[Part of a data file]
····················
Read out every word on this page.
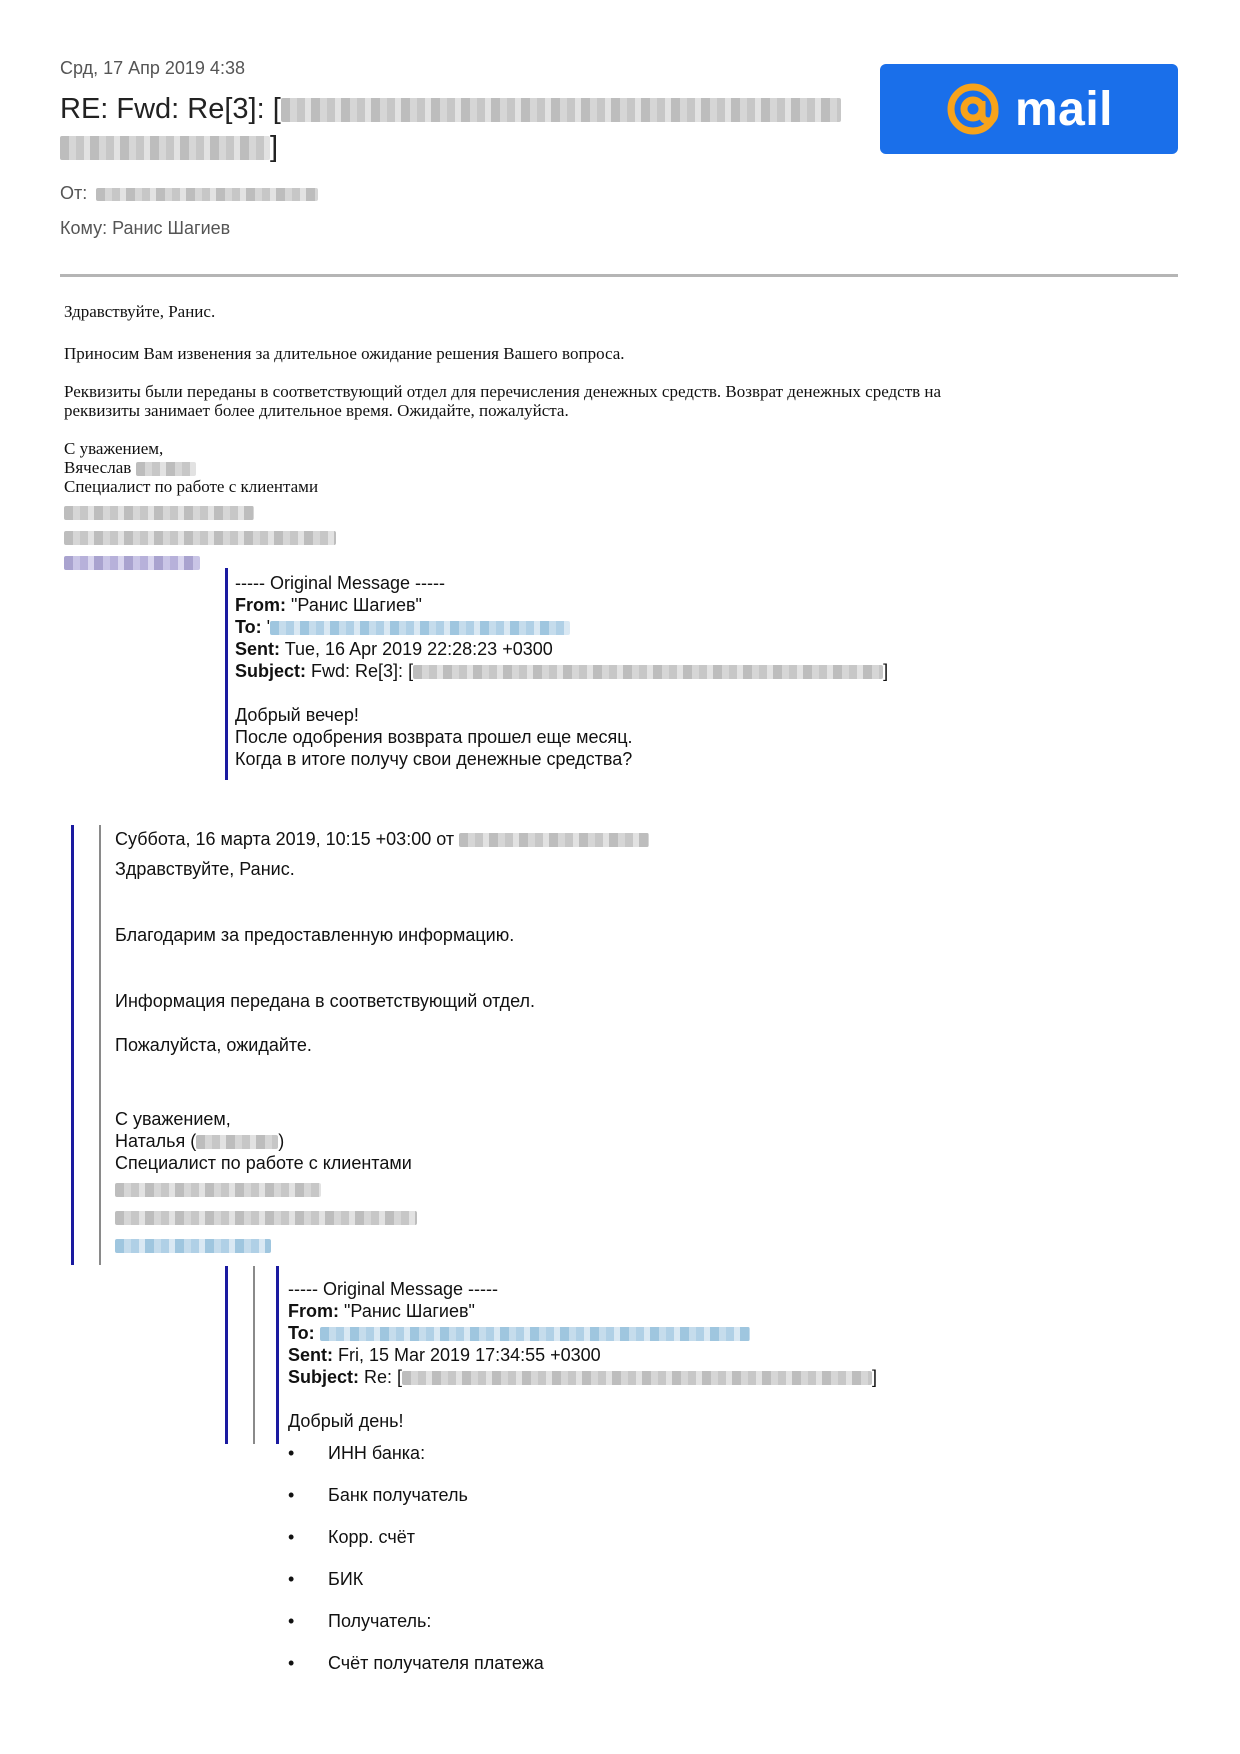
Срд, 17 Апр 2019 4:38
RE: Fwd: Re[3]: [
]
mail
От:
Кому: Ранис Шагиев
Здравствуйте, Ранис.
Приносим Вам извенения за длительное ожидание решения Вашего вопроса.
Реквизиты были переданы в соответствующий отдел для перечисления денежных средств. Возврат денежных средств на
реквизиты занимает более длительное время. Ожидайте, пожалуйста.
С уважением,
Вячеслав
Специалист по работе с клиентами
----- Original Message -----
From: "Ранис Шагиев"
To: '
Sent: Tue, 16 Apr 2019 22:28:23 +0300
Subject: Fwd: Re[3]: [	]
Добрый вечер!
После одобрения возврата прошел еще месяц.
Когда в итоге получу свои денежные средства?
Суббота, 16 марта 2019, 10:15 +03:00 от
Здравствуйте, Ранис.
Благодарим за предоставленную информацию.
Информация передана в соответствующий отдел.
Пожалуйста, ожидайте.
С уважением,
Наталья (	)
Специалист по работе с клиентами
----- Original Message -----
From: "Ранис Шагиев"
To:
Sent: Fri, 15 Mar 2019 17:34:55 +0300
Subject: Re: [	]
Добрый день!
• ИНН банка:
• Банк получатель
• Корр. счёт
• БИК
• Получатель:
• Счёт получателя платежа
····················
[Challenge] Reproduce the data above in full, exactly as it is, with the pictures left out.

[The answer]
Read out every word on this page.
Срд, 17 Апр 2019 4:38
RE: Fwd: Re[3]: [
]
mail
От:
Кому: Ранис Шагиев
Здравствуйте, Ранис.
Приносим Вам извенения за длительное ожидание решения Вашего вопроса.
Реквизиты были переданы в соответствующий отдел для перечисления денежных средств. Возврат денежных средств на
реквизиты занимает более длительное время. Ожидайте, пожалуйста.
С уважением,
Вячеслав
Специалист по работе с клиентами
----- Original Message -----
From: "Ранис Шагиев"
To: '
Sent: Tue, 16 Apr 2019 22:28:23 +0300
Subject: Fwd: Re[3]: [	]
Добрый вечер!
После одобрения возврата прошел еще месяц.
Когда в итоге получу свои денежные средства?
Суббота, 16 марта 2019, 10:15 +03:00 от
Здравствуйте, Ранис.
Благодарим за предоставленную информацию.
Информация передана в соответствующий отдел.
Пожалуйста, ожидайте.
С уважением,
Наталья (	)
Специалист по работе с клиентами
----- Original Message -----
From: "Ранис Шагиев"
To:
Sent: Fri, 15 Mar 2019 17:34:55 +0300
Subject: Re: [	]
Добрый день!
• ИНН банка:
• Банк получатель
• Корр. счёт
• БИК
• Получатель:
• Счёт получателя платежа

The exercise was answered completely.